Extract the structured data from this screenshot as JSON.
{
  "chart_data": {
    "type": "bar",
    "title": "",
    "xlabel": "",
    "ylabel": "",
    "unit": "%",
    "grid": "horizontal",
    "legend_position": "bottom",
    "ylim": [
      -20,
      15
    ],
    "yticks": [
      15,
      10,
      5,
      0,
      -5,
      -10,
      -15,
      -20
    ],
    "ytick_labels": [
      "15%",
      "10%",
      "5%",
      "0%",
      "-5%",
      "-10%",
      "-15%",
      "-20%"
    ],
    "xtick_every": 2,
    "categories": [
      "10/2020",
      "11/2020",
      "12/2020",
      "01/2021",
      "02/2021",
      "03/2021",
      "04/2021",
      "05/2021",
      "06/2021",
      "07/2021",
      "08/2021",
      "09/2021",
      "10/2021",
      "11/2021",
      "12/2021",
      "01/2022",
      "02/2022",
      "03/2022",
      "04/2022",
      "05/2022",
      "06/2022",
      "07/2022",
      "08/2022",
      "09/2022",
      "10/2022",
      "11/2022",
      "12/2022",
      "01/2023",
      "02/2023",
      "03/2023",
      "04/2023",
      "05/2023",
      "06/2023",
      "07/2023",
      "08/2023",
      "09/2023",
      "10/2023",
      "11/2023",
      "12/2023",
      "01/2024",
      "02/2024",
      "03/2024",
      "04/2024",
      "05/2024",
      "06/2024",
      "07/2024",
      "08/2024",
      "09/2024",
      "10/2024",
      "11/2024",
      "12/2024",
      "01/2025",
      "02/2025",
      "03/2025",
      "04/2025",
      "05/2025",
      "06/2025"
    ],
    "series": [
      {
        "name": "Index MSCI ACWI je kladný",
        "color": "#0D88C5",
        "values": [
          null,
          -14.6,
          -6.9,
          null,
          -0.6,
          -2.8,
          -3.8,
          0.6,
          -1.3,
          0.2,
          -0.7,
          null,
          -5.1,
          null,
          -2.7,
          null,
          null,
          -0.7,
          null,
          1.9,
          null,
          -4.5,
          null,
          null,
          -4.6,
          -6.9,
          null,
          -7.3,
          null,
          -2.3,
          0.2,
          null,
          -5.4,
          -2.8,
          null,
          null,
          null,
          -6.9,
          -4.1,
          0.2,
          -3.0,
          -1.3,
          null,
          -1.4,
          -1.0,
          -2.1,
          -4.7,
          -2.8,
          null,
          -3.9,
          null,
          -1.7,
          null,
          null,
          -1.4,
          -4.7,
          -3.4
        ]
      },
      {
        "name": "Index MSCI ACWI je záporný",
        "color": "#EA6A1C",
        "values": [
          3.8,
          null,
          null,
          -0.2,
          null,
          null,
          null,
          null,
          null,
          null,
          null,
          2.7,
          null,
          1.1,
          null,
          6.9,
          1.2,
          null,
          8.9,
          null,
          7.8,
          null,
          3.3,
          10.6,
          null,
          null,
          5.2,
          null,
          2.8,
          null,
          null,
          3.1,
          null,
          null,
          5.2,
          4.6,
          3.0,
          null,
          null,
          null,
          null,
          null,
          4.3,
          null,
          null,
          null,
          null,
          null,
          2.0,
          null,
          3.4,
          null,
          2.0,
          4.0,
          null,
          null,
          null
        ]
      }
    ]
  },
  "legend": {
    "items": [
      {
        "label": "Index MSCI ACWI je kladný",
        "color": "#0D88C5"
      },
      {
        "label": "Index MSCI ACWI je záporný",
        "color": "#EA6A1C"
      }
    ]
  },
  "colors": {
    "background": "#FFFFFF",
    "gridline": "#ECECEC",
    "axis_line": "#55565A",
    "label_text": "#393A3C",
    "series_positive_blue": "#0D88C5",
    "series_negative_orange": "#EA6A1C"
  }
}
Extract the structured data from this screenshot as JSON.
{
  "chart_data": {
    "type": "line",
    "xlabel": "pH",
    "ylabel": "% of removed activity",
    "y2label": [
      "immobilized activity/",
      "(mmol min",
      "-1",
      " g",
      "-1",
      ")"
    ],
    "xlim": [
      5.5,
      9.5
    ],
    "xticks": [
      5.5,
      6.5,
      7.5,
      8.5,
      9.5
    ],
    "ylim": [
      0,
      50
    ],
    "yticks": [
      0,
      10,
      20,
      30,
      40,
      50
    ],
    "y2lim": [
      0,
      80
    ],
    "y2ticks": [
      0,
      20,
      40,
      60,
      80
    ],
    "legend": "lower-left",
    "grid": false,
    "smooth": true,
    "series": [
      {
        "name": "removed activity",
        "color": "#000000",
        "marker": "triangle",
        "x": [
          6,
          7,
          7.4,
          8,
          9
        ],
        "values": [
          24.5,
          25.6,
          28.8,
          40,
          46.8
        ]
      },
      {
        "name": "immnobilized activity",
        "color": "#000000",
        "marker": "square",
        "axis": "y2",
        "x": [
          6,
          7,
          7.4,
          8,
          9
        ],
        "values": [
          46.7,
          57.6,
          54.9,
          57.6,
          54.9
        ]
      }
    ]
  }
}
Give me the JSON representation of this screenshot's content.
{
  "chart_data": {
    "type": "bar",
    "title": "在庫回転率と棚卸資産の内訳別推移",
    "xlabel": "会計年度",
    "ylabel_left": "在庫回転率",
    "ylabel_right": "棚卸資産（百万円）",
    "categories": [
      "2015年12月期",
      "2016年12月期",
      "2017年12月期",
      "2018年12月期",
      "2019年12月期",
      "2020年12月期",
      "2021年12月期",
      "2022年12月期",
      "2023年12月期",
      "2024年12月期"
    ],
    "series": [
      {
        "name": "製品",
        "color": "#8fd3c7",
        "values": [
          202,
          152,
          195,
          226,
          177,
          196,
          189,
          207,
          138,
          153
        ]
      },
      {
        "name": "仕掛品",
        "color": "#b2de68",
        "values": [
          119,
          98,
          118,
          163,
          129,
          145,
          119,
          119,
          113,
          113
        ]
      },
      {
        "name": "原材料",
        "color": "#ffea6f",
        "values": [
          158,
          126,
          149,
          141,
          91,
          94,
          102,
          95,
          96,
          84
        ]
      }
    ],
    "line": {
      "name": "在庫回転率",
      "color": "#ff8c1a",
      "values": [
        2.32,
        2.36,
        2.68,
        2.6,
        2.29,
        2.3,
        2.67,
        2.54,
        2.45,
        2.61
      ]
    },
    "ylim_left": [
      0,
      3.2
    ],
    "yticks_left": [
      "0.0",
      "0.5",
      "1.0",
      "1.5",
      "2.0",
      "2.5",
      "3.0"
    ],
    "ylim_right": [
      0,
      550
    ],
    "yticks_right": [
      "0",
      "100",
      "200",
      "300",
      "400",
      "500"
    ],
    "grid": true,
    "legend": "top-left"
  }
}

::::

Instructions for the task. Extract all lines that hold the word "MSCI".

Solution.
        "name": "Index MSCI ACWI je kladný",
        "name": "Index MSCI ACWI je záporný",
        "label": "Index MSCI ACWI je kladný",
        "label": "Index MSCI ACWI je záporný",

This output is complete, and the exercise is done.